Collected data
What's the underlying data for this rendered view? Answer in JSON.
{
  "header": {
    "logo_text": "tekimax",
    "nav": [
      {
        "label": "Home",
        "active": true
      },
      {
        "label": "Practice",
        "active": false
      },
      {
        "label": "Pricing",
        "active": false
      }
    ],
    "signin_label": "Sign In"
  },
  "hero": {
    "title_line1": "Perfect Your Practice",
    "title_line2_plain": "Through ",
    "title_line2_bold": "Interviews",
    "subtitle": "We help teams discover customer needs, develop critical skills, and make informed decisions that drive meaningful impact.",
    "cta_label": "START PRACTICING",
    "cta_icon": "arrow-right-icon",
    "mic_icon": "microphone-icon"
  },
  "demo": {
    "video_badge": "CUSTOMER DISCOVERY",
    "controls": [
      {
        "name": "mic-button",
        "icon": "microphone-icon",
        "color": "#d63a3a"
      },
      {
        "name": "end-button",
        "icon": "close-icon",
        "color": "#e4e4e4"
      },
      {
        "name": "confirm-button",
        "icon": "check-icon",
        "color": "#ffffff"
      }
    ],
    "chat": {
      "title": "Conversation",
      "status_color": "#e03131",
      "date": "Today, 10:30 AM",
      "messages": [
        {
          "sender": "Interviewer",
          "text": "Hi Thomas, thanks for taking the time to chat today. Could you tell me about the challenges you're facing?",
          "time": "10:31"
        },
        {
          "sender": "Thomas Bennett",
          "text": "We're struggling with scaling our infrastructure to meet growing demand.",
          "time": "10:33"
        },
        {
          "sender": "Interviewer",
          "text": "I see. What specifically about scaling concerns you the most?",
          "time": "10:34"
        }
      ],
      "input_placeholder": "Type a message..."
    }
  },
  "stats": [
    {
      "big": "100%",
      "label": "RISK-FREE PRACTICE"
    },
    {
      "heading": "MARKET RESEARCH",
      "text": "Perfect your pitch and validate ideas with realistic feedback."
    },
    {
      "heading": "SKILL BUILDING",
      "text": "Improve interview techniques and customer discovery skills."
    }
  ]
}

» **Task to complete**: Check every line of the entries above for the word "skills" and report how many lines contain it, giving the number only.

» **Complete output**: 2